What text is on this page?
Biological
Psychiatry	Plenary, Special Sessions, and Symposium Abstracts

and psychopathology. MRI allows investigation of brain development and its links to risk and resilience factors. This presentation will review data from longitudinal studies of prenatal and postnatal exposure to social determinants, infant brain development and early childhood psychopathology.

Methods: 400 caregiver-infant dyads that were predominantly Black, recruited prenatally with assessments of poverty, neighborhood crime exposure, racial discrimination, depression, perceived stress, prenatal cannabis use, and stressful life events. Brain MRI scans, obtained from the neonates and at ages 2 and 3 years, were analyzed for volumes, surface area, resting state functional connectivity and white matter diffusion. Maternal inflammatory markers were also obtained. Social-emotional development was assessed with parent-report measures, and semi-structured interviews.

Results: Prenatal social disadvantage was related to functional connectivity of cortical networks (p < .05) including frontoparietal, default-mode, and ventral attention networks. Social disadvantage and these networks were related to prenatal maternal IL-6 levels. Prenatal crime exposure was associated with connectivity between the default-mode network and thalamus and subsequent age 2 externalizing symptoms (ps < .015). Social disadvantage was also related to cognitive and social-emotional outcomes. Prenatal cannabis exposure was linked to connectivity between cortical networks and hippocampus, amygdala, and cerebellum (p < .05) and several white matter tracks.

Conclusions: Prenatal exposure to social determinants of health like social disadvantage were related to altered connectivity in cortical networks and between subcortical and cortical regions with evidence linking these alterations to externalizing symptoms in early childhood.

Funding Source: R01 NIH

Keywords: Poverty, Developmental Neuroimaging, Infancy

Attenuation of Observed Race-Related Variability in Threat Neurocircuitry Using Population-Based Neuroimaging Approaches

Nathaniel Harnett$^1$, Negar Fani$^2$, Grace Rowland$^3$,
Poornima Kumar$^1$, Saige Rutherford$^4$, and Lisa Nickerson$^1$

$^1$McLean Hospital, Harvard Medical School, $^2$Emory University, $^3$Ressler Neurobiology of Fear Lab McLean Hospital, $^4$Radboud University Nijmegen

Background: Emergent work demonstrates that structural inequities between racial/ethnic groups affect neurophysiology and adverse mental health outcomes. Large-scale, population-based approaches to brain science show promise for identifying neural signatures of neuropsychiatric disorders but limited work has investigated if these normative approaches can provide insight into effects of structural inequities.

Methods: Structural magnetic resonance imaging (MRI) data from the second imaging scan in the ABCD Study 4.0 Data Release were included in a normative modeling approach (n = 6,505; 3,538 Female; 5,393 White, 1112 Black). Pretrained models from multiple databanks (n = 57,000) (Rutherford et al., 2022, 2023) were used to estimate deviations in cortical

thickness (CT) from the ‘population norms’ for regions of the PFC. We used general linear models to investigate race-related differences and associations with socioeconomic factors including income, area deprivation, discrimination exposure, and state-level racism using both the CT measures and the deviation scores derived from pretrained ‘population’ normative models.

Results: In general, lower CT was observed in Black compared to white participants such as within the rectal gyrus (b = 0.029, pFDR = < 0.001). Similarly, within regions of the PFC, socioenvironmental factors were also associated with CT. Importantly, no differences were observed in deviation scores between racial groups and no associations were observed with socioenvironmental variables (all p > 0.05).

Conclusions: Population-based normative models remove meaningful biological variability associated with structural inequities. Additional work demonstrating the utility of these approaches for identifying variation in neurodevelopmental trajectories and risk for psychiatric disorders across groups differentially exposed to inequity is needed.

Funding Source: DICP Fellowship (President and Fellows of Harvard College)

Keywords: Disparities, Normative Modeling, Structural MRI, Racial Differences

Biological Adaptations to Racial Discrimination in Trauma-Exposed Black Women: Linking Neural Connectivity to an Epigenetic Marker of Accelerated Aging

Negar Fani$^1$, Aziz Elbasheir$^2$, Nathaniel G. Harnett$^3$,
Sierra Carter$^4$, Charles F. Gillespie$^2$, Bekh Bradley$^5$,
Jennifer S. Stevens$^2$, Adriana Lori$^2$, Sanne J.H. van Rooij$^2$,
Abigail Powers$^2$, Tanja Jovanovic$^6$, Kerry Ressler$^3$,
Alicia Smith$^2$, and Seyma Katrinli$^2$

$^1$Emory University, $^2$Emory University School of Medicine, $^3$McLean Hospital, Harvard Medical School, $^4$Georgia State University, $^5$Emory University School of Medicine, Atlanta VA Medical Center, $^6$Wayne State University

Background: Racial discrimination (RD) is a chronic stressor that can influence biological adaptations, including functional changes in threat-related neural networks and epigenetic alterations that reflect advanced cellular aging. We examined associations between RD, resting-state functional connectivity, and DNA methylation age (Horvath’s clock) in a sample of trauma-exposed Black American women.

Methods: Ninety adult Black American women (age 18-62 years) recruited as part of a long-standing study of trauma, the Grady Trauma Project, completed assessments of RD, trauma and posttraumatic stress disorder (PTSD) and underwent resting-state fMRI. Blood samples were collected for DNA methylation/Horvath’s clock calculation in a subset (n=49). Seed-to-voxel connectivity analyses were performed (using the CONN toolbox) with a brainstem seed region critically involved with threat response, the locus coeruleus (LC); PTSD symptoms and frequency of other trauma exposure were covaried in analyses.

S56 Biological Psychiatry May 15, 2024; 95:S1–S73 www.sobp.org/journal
+--
What is being asked> Gather all lines from the listing above in which "Funding" occurs.

Exercise output>
Funding Source: R01 NIH
Funding Source: DICP Fellowship (President and Fellows of Harvard College)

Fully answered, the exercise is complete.